— Start Material shown —

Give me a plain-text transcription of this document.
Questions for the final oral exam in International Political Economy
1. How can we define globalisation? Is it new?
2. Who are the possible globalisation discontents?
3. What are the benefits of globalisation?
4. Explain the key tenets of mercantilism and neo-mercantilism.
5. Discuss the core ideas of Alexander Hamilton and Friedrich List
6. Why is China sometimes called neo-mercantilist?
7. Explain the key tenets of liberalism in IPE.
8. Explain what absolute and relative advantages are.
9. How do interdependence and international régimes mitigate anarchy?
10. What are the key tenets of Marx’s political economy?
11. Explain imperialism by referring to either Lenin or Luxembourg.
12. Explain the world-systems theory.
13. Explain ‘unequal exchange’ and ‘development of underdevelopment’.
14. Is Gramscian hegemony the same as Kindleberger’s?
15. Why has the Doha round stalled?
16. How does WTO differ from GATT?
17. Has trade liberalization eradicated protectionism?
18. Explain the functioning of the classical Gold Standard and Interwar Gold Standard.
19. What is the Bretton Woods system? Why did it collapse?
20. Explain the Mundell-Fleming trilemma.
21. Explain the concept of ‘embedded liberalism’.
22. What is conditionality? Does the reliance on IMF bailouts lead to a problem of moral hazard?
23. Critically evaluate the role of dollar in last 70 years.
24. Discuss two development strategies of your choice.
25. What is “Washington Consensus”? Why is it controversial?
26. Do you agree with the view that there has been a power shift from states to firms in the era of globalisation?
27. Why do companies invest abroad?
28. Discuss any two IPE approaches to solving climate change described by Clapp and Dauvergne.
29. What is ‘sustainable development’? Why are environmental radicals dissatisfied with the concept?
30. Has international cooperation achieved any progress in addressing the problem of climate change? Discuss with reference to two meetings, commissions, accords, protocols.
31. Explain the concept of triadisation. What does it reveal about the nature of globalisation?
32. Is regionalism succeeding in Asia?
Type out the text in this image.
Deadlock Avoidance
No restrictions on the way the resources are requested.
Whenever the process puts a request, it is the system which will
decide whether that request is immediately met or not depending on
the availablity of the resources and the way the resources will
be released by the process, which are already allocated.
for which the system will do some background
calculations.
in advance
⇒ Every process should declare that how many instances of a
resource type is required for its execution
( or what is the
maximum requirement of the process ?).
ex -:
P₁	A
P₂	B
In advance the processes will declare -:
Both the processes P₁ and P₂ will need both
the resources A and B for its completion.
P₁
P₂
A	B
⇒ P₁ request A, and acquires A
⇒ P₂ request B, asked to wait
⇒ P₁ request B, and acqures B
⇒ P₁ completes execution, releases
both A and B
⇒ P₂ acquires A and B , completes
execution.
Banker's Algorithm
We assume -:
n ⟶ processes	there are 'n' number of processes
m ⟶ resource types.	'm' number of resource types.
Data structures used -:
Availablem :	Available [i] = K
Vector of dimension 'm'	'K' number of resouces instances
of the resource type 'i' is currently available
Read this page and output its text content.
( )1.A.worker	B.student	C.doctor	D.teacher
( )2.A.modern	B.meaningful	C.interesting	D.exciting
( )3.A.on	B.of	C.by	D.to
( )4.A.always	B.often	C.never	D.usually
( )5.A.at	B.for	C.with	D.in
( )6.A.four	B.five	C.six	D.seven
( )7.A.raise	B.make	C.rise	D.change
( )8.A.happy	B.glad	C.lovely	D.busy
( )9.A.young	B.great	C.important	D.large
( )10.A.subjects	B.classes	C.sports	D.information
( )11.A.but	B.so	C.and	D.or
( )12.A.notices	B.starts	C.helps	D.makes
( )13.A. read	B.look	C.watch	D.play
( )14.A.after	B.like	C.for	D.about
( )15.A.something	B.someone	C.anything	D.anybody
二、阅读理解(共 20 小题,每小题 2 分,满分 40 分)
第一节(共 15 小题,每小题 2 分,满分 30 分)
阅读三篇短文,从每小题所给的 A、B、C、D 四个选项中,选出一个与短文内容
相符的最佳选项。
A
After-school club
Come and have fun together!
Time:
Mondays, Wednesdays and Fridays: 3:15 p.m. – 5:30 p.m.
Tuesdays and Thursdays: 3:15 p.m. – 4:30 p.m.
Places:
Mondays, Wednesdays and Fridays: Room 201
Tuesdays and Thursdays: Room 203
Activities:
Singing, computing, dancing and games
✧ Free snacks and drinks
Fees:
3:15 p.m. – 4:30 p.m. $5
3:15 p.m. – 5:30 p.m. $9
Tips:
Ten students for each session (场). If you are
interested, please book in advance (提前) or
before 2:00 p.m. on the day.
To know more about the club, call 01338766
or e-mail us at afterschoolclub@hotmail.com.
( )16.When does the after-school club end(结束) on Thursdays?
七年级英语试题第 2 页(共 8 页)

— End Material shown —

*Short problem:*
Wherever the word "with" occurs in a line of the listing, copy that line.

*Exercise output:*
26. Do you agree with the view that there has been a power shift from states to firms in the era of globalisation?
29. What is ‘sustainable development’? Why are environmental radicals dissatisfied with the concept?
30. Has international cooperation achieved any progress in addressing the problem of climate change? Discuss with reference to two meetings, commissions, accords, protocols.
( )5.A.at	B.for	C.with	D.in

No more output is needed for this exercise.